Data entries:
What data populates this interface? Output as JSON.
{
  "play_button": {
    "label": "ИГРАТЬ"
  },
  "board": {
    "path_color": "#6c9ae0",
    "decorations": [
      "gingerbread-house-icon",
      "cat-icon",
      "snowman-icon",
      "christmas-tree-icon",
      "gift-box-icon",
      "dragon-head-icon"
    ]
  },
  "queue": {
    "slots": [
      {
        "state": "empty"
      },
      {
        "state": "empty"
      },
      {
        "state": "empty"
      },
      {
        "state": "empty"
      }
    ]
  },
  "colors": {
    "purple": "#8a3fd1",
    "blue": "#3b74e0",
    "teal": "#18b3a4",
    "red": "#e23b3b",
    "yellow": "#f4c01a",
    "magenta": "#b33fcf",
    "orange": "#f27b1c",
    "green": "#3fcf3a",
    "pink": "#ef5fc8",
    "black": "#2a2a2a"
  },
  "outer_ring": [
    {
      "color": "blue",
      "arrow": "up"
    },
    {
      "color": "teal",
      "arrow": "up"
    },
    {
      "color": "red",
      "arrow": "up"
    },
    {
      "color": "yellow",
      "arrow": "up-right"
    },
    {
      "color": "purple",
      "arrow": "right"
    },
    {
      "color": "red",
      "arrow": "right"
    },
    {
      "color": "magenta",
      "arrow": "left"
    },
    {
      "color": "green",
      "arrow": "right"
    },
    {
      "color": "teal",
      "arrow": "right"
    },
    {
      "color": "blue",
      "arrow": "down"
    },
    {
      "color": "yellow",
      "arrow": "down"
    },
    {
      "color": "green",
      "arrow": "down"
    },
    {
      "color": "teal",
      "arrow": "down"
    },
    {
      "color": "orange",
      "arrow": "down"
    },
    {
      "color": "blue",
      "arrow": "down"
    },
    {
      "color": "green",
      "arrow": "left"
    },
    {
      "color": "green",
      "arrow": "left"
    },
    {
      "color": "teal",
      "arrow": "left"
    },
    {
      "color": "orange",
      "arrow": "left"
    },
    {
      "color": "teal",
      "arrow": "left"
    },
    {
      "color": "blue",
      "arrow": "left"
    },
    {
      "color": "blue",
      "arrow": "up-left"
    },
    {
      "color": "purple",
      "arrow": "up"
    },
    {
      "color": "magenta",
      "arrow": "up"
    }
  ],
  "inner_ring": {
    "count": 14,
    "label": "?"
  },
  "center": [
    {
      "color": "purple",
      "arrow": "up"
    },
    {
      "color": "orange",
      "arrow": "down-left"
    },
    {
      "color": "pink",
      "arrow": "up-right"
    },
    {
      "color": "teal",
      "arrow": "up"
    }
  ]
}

Given request: Emit the records above again, exactly, with no line skipped.

Exercise answer:
What data populates this interface? Output as JSON.
{
  "play_button": {
    "label": "ИГРАТЬ"
  },
  "board": {
    "path_color": "#6c9ae0",
    "decorations": [
      "gingerbread-house-icon",
      "cat-icon",
      "snowman-icon",
      "christmas-tree-icon",
      "gift-box-icon",
      "dragon-head-icon"
    ]
  },
  "queue": {
    "slots": [
      {
        "state": "empty"
      },
      {
        "state": "empty"
      },
      {
        "state": "empty"
      },
      {
        "state": "empty"
      }
    ]
  },
  "colors": {
    "purple": "#8a3fd1",
    "blue": "#3b74e0",
    "teal": "#18b3a4",
    "red": "#e23b3b",
    "yellow": "#f4c01a",
    "magenta": "#b33fcf",
    "orange": "#f27b1c",
    "green": "#3fcf3a",
    "pink": "#ef5fc8",
    "black": "#2a2a2a"
  },
  "outer_ring": [
    {
      "color": "blue",
      "arrow": "up"
    },
    {
      "color": "teal",
      "arrow": "up"
    },
    {
      "color": "red",
      "arrow": "up"
    },
    {
      "color": "yellow",
      "arrow": "up-right"
    },
    {
      "color": "purple",
      "arrow": "right"
    },
    {
      "color": "red",
      "arrow": "right"
    },
    {
      "color": "magenta",
      "arrow": "left"
    },
    {
      "color": "green",
      "arrow": "right"
    },
    {
      "color": "teal",
      "arrow": "right"
    },
    {
      "color": "blue",
      "arrow": "down"
    },
    {
      "color": "yellow",
      "arrow": "down"
    },
    {
      "color": "green",
      "arrow": "down"
    },
    {
      "color": "teal",
      "arrow": "down"
    },
    {
      "color": "orange",
      "arrow": "down"
    },
    {
      "color": "blue",
      "arrow": "down"
    },
    {
      "color": "green",
      "arrow": "left"
    },
    {
      "color": "green",
      "arrow": "left"
    },
    {
      "color": "teal",
      "arrow": "left"
    },
    {
      "color": "orange",
      "arrow": "left"
    },
    {
      "color": "teal",
      "arrow": "left"
    },
    {
      "color": "blue",
      "arrow": "left"
    },
    {
      "color": "blue",
      "arrow": "up-left"
    },
    {
      "color": "purple",
      "arrow": "up"
    },
    {
      "color": "magenta",
      "arrow": "up"
    }
  ],
  "inner_ring": {
    "count": 14,
    "label": "?"
  },
  "center": [
    {
      "color": "purple",
      "arrow": "up"
    },
    {
      "color": "orange",
      "arrow": "down-left"
    },
    {
      "color": "pink",
      "arrow": "up-right"
    },
    {
      "color": "teal",
      "arrow": "up"
    }
  ]
}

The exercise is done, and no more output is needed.